• [Required task]:
For each line of the data below that holds "this", copy the line.

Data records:
========================================================================

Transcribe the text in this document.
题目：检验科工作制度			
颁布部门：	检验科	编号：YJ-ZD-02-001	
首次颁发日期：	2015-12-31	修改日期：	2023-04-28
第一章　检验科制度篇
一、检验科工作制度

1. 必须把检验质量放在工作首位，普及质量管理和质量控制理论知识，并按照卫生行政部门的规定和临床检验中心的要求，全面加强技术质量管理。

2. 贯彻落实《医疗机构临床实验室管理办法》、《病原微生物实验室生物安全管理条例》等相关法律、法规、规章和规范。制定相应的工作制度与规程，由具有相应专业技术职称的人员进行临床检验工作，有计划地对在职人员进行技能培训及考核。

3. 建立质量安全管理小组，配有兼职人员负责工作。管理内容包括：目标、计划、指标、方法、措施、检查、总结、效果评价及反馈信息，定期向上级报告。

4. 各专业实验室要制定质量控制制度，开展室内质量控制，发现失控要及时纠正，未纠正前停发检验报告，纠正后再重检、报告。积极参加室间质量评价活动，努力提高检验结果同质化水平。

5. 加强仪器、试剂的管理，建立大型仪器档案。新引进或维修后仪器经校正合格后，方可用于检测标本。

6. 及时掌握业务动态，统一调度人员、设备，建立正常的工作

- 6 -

========================================================================

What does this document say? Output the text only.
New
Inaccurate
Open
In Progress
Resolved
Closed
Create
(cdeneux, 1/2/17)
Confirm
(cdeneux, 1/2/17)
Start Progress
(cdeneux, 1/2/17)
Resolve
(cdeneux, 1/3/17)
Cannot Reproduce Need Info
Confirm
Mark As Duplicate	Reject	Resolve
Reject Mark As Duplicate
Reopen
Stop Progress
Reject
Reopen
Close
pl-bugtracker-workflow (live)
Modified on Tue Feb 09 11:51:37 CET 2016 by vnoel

========================================================================

• [Correct answer]:
Transcribe the text in this document.
What does this document say? Output the text only.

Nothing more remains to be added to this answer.